• **PROBLEM SET**
1 > In the blog post about blending families, what is the real name of the man the writer used to call Coach?
2 > Please quote the blog post about blending families from "Then proceeded to" up to and including "with them too.".
3 > Continue the blog post about blending families, picking up after its final sentence.

• **SELECTED EXTRACT**
━━━━━━━━━━━━━━━━━━━━━━━━━━━━━━

Then proceeded to tell me that he'd be really happy if we did.
It's so weird using his real name with you all now, haha! I'm so used to calling him Coach!
David. His real name is David.
I think of the biggest hurdles when dating as a single parent, is not only whether or not your life meshes with theirs, but do your kids mesh well with them too.
David and I have obviously taken things very slow, and that includes the meshing our families too.
They say to do it like a crockpot, low and slow!
This past month, we've had some fun holiday events and little family get aways come up with our extended families and have spent alot of time blending our kids and families on these little occasions.
One of those occasions being over the 4th of July.
A little test run of having a blended family.
The coolest part is that our kids actually ASK to see each other, and WANT to hang with each other.
It's so nice knowing they get along!
But David and I have some challenging years ahead of us.
Our kids are close in age, and we are heading in to the teenage years, which means we are going to have alot of teenagers at the same time.
I brought this up to him, and his reply was, "There isn't anyone else I would rather go through this with than you. We make an amazing team and I have no doubt we'll be able to get through this together!"
He's the best. Seriously, just the best!
Not just because he's so good at having hard conversations and talking things out, but because he's home trimming my bushes in my yard while I'm in Bear Lake with my kids.
And because he rushed to my house after work to see me before I left and loaded up my car for me.

━━━━━━━━━━━━━━━━━━━━━━━━━━━━━━

• **ENTRIES**
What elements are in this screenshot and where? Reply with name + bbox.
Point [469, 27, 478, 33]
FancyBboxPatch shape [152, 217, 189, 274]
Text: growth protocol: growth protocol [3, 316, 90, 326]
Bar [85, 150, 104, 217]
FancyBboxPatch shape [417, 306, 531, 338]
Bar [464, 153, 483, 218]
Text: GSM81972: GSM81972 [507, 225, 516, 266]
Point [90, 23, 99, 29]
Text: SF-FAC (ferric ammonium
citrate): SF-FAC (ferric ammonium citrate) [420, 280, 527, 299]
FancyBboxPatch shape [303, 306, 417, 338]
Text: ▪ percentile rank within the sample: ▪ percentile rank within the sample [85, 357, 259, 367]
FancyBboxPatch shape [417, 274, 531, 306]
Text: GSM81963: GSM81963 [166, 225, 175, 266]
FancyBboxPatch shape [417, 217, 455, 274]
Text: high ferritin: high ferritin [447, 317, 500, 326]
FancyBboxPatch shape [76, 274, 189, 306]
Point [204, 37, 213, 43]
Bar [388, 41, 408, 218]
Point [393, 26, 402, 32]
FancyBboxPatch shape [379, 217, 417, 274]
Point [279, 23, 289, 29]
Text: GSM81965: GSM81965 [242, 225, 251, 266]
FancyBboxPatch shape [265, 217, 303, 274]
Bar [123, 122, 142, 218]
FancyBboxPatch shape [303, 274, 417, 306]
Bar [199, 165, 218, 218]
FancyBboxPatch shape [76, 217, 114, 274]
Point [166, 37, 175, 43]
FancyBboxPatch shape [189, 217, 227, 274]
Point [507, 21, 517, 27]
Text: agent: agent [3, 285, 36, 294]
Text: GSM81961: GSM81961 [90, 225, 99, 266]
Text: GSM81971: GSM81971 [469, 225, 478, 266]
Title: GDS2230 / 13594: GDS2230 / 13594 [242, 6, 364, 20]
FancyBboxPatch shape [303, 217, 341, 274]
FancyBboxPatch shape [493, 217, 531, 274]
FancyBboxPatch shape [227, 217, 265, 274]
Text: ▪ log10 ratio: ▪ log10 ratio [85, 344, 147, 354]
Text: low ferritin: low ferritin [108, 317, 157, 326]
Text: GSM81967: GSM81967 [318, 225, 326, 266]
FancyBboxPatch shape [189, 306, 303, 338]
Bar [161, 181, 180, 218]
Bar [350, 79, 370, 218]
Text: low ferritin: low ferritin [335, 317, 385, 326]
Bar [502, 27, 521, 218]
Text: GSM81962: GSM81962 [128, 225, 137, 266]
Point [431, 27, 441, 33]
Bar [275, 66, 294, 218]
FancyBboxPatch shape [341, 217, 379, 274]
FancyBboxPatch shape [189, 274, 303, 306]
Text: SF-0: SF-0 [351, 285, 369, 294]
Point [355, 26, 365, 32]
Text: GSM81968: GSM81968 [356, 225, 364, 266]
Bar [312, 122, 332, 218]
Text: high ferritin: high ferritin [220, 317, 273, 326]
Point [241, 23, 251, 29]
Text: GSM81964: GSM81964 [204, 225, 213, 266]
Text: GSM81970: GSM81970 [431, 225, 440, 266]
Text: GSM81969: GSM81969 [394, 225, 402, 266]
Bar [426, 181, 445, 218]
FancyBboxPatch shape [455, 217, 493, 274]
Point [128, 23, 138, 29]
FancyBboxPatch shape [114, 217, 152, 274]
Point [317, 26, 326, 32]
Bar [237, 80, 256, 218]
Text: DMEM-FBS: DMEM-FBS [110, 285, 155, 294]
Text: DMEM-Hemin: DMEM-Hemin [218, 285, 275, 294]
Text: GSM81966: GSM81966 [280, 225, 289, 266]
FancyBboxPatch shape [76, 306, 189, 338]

━━━━━━━━━━━━━━━━━━━━━━━━━━━━━━

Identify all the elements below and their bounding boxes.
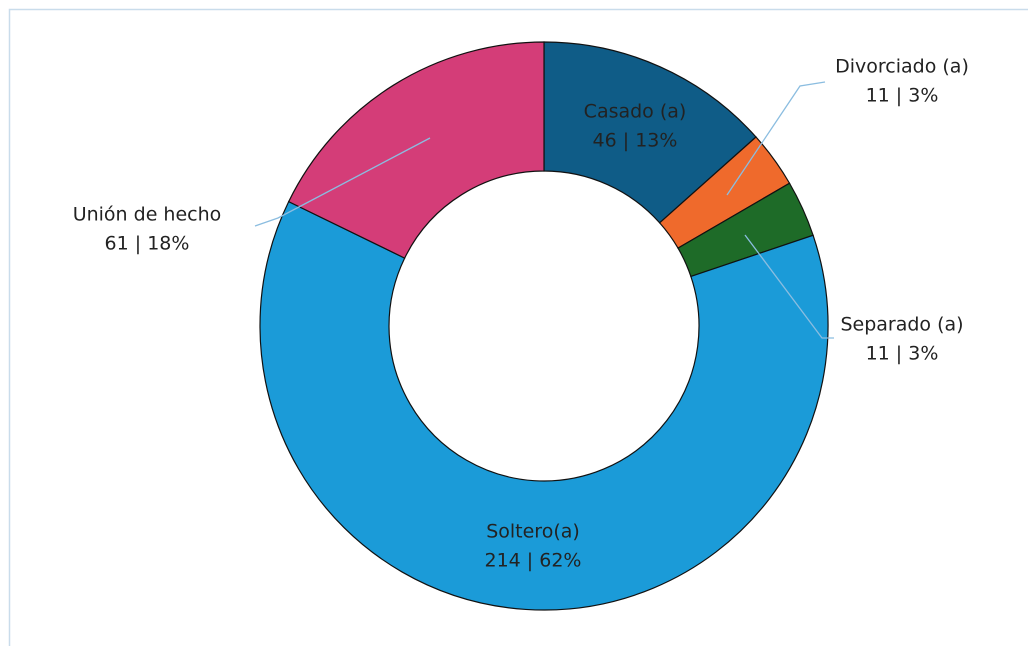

━━━━━━━━━━━━━━━━━━━━━━━━━━━━━━

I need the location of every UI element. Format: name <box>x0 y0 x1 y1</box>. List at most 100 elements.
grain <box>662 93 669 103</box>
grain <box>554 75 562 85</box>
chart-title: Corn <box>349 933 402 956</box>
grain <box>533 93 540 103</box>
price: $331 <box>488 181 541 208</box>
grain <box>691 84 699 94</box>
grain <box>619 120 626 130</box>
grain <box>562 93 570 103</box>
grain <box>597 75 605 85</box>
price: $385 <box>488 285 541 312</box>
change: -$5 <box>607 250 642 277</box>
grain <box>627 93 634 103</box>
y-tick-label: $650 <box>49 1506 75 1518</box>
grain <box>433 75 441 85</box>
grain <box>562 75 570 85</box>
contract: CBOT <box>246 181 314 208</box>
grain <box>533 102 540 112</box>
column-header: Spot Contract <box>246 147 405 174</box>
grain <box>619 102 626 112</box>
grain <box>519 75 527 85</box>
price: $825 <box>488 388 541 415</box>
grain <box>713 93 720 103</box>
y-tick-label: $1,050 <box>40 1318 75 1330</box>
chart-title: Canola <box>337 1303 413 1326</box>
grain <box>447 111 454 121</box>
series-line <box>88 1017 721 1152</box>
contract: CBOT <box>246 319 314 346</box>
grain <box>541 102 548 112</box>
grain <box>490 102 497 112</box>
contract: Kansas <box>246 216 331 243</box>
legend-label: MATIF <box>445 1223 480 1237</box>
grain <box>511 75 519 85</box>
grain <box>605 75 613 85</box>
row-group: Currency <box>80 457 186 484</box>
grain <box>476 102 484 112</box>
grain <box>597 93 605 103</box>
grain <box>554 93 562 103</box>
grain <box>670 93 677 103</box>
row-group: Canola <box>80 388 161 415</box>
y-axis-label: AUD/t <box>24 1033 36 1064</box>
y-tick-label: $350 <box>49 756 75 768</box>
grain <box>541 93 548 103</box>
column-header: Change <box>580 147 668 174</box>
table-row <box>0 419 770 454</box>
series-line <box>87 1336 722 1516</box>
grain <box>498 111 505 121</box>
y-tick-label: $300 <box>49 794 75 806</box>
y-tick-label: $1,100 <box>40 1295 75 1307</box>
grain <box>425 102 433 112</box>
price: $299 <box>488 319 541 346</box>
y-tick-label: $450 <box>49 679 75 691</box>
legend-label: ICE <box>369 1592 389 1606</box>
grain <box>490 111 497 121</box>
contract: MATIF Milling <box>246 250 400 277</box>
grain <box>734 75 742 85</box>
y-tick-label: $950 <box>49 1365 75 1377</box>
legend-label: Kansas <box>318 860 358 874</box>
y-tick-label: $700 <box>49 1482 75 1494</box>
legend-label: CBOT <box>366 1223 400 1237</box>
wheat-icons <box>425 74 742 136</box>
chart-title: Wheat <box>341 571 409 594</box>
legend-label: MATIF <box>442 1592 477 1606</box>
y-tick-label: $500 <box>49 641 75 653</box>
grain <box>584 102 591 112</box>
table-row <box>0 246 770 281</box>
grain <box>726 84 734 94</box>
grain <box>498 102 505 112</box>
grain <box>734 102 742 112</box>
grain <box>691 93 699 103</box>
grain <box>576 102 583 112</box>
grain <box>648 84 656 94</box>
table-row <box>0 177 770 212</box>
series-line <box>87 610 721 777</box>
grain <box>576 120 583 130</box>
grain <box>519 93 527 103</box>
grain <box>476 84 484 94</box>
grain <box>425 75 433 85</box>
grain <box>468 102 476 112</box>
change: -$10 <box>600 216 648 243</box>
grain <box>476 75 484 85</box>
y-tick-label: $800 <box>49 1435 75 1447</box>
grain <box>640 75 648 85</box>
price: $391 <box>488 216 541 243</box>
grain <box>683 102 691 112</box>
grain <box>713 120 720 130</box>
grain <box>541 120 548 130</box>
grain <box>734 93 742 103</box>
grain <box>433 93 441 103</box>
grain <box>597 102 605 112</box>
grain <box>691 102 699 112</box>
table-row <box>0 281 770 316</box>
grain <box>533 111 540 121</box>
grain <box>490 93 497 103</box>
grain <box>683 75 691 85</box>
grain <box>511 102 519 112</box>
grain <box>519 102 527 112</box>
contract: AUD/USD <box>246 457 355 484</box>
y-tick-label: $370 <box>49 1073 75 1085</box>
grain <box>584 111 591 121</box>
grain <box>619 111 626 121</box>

━━━━━━━━━━━━━━━━━━━━━━━━━━━━━━

• **ANSWERS FOR THE TASKS**
1 > David

2 >
Then proceeded to tell me that he'd be really happy if we did.
It's so weird using his real name with you all now, haha! I'm so used to calling him Coach!
David. His real name is David.
I think of the biggest hurdles when dating as a single parent, is not only whether or not your life meshes with theirs, but do your kids mesh well with them too.

3 >
And because he sends me messages throughout the day letting me know how much he loves me, or that he's thinking about me, or because he found a really cool beach in Greece that he wants us to go explore while we are there in August.
He's just the best!
His kids will be joining us later this week for a fun family weekend on the lake!
Another little test run of blending our families together!
I have no doubt it'll go just fine. But I'd be lying if I said I don't ever stress about it, or worry things will get too hard, or have a fear of him pulling back because it's too much and he'll put a wall back up.
Triggers. PTSD from past relationships.
That's what causes those doubts and fears to creep up.
I told him I was worried things would get hard and he'd want to pump the brakes on this relationship.
His looked right at me and confidently responded, "Remember our motto?! All gas no brakes! You've torn this wall down and it's never going back up! You and I are like a power couple and we know how to talk things out, deal with it calmly and are willing to get through the hard stuff!"
I love the hell out of this man. He's all in on this crazy ride, and so am I!
I love this life we're building together already, and I know it's gonna continue to be an amazing ride!